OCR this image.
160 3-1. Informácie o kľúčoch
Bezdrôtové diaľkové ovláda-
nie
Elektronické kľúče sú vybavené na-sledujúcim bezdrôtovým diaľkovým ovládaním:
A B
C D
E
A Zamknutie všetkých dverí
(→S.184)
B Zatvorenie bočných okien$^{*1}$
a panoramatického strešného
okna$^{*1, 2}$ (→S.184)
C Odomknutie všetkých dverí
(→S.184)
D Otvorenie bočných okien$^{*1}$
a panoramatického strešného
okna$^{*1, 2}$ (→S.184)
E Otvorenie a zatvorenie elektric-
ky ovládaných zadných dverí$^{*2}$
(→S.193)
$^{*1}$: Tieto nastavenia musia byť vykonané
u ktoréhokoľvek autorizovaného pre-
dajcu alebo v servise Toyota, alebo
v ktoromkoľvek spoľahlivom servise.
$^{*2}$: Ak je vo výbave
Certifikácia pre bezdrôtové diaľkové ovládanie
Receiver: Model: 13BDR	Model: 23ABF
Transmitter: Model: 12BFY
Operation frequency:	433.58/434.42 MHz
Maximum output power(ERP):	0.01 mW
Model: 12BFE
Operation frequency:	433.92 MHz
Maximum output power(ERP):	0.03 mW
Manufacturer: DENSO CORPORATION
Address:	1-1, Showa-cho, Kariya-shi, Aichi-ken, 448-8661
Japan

[Exercise aim] Output all records verbatim.

[The output]
OCR this image.
160 3-1. Informácie o kľúčoch
Bezdrôtové diaľkové ovláda-
nie
Elektronické kľúče sú vybavené na-sledujúcim bezdrôtovým diaľkovým ovládaním:
A B
C D
E
A Zamknutie všetkých dverí
(→S.184)
B Zatvorenie bočných okien$^{*1}$
a panoramatického strešného
okna$^{*1, 2}$ (→S.184)
C Odomknutie všetkých dverí
(→S.184)
D Otvorenie bočných okien$^{*1}$
a panoramatického strešného
okna$^{*1, 2}$ (→S.184)
E Otvorenie a zatvorenie elektric-
ky ovládaných zadných dverí$^{*2}$
(→S.193)
$^{*1}$: Tieto nastavenia musia byť vykonané
u ktoréhokoľvek autorizovaného pre-
dajcu alebo v servise Toyota, alebo
v ktoromkoľvek spoľahlivom servise.
$^{*2}$: Ak je vo výbave
Certifikácia pre bezdrôtové diaľkové ovládanie
Receiver: Model: 13BDR	Model: 23ABF
Transmitter: Model: 12BFY
Operation frequency:	433.58/434.42 MHz
Maximum output power(ERP):	0.01 mW
Model: 12BFE
Operation frequency:	433.92 MHz
Maximum output power(ERP):	0.03 mW
Manufacturer: DENSO CORPORATION
Address:	1-1, Showa-cho, Kariya-shi, Aichi-ken, 448-8661
Japan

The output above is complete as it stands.